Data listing
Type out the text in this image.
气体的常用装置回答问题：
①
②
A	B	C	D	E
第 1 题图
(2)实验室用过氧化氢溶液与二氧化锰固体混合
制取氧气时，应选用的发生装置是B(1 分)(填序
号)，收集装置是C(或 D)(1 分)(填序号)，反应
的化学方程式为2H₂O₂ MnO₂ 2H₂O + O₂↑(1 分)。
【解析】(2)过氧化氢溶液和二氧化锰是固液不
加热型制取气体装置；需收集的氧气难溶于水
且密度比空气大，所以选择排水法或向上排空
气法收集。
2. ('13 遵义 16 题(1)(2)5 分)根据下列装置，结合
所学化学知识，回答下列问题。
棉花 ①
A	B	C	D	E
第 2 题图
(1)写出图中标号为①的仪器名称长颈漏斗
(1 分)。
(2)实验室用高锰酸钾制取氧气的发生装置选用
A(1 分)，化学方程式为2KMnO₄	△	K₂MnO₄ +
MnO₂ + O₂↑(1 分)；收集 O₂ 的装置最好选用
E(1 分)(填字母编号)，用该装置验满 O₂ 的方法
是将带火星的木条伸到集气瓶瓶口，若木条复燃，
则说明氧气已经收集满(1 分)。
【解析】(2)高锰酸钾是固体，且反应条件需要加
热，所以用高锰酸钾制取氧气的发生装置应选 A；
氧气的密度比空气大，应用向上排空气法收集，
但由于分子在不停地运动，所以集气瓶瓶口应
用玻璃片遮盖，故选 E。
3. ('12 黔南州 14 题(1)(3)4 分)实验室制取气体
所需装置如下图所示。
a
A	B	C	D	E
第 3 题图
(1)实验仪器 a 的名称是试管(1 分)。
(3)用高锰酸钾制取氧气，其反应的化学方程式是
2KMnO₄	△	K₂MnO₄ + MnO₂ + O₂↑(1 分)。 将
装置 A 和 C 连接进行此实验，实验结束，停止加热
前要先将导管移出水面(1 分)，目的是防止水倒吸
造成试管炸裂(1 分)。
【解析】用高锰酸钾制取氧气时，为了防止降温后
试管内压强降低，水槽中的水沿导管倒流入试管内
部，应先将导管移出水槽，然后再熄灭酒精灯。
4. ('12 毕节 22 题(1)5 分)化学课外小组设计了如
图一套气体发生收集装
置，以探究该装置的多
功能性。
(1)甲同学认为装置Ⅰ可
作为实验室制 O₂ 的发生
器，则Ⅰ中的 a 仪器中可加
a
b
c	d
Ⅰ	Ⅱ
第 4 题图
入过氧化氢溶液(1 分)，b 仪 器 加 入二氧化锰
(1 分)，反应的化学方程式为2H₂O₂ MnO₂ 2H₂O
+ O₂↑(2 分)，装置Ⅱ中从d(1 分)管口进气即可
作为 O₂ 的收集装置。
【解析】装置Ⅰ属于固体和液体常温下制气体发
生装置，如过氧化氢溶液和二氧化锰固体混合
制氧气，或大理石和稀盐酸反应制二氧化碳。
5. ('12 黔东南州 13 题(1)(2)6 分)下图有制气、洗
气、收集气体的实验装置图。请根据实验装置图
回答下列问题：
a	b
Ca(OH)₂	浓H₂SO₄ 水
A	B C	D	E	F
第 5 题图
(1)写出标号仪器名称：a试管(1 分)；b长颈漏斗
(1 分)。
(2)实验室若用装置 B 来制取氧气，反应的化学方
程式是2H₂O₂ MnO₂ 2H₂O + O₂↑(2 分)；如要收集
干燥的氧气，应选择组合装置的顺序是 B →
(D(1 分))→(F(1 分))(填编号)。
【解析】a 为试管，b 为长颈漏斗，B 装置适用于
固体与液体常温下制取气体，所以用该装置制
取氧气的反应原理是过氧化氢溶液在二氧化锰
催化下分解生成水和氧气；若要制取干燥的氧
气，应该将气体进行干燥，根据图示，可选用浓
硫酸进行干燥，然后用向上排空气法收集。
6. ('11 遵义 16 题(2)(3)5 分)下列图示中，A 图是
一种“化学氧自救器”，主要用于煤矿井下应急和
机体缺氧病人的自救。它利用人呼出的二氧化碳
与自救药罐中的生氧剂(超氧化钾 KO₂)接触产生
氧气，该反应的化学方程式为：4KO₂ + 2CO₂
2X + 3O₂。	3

**Problem details**
Word for word, write out the data.

**Answer to this task**
Type out the text in this image.
气体的常用装置回答问题：
①
②
A	B	C	D	E
第 1 题图
(2)实验室用过氧化氢溶液与二氧化锰固体混合
制取氧气时，应选用的发生装置是B(1 分)(填序
号)，收集装置是C(或 D)(1 分)(填序号)，反应
的化学方程式为2H₂O₂ MnO₂ 2H₂O + O₂↑(1 分)。
【解析】(2)过氧化氢溶液和二氧化锰是固液不
加热型制取气体装置；需收集的氧气难溶于水
且密度比空气大，所以选择排水法或向上排空
气法收集。
2. ('13 遵义 16 题(1)(2)5 分)根据下列装置，结合
所学化学知识，回答下列问题。
棉花 ①
A	B	C	D	E
第 2 题图
(1)写出图中标号为①的仪器名称长颈漏斗
(1 分)。
(2)实验室用高锰酸钾制取氧气的发生装置选用
A(1 分)，化学方程式为2KMnO₄	△	K₂MnO₄ +
MnO₂ + O₂↑(1 分)；收集 O₂ 的装置最好选用
E(1 分)(填字母编号)，用该装置验满 O₂ 的方法
是将带火星的木条伸到集气瓶瓶口，若木条复燃，
则说明氧气已经收集满(1 分)。
【解析】(2)高锰酸钾是固体，且反应条件需要加
热，所以用高锰酸钾制取氧气的发生装置应选 A；
氧气的密度比空气大，应用向上排空气法收集，
但由于分子在不停地运动，所以集气瓶瓶口应
用玻璃片遮盖，故选 E。
3. ('12 黔南州 14 题(1)(3)4 分)实验室制取气体
所需装置如下图所示。
a
A	B	C	D	E
第 3 题图
(1)实验仪器 a 的名称是试管(1 分)。
(3)用高锰酸钾制取氧气，其反应的化学方程式是
2KMnO₄	△	K₂MnO₄ + MnO₂ + O₂↑(1 分)。 将
装置 A 和 C 连接进行此实验，实验结束，停止加热
前要先将导管移出水面(1 分)，目的是防止水倒吸
造成试管炸裂(1 分)。
【解析】用高锰酸钾制取氧气时，为了防止降温后
试管内压强降低，水槽中的水沿导管倒流入试管内
部，应先将导管移出水槽，然后再熄灭酒精灯。
4. ('12 毕节 22 题(1)5 分)化学课外小组设计了如
图一套气体发生收集装
置，以探究该装置的多
功能性。
(1)甲同学认为装置Ⅰ可
作为实验室制 O₂ 的发生
器，则Ⅰ中的 a 仪器中可加
a
b
c	d
Ⅰ	Ⅱ
第 4 题图
入过氧化氢溶液(1 分)，b 仪 器 加 入二氧化锰
(1 分)，反应的化学方程式为2H₂O₂ MnO₂ 2H₂O
+ O₂↑(2 分)，装置Ⅱ中从d(1 分)管口进气即可
作为 O₂ 的收集装置。
【解析】装置Ⅰ属于固体和液体常温下制气体发
生装置，如过氧化氢溶液和二氧化锰固体混合
制氧气，或大理石和稀盐酸反应制二氧化碳。
5. ('12 黔东南州 13 题(1)(2)6 分)下图有制气、洗
气、收集气体的实验装置图。请根据实验装置图
回答下列问题：
a	b
Ca(OH)₂	浓H₂SO₄ 水
A	B C	D	E	F
第 5 题图
(1)写出标号仪器名称：a试管(1 分)；b长颈漏斗
(1 分)。
(2)实验室若用装置 B 来制取氧气，反应的化学方
程式是2H₂O₂ MnO₂ 2H₂O + O₂↑(2 分)；如要收集
干燥的氧气，应选择组合装置的顺序是 B →
(D(1 分))→(F(1 分))(填编号)。
【解析】a 为试管，b 为长颈漏斗，B 装置适用于
固体与液体常温下制取气体，所以用该装置制
取氧气的反应原理是过氧化氢溶液在二氧化锰
催化下分解生成水和氧气；若要制取干燥的氧
气，应该将气体进行干燥，根据图示，可选用浓
硫酸进行干燥，然后用向上排空气法收集。
6. ('11 遵义 16 题(2)(3)5 分)下列图示中，A 图是
一种“化学氧自救器”，主要用于煤矿井下应急和
机体缺氧病人的自救。它利用人呼出的二氧化碳
与自救药罐中的生氧剂(超氧化钾 KO₂)接触产生
氧气，该反应的化学方程式为：4KO₂ + 2CO₂
2X + 3O₂。	3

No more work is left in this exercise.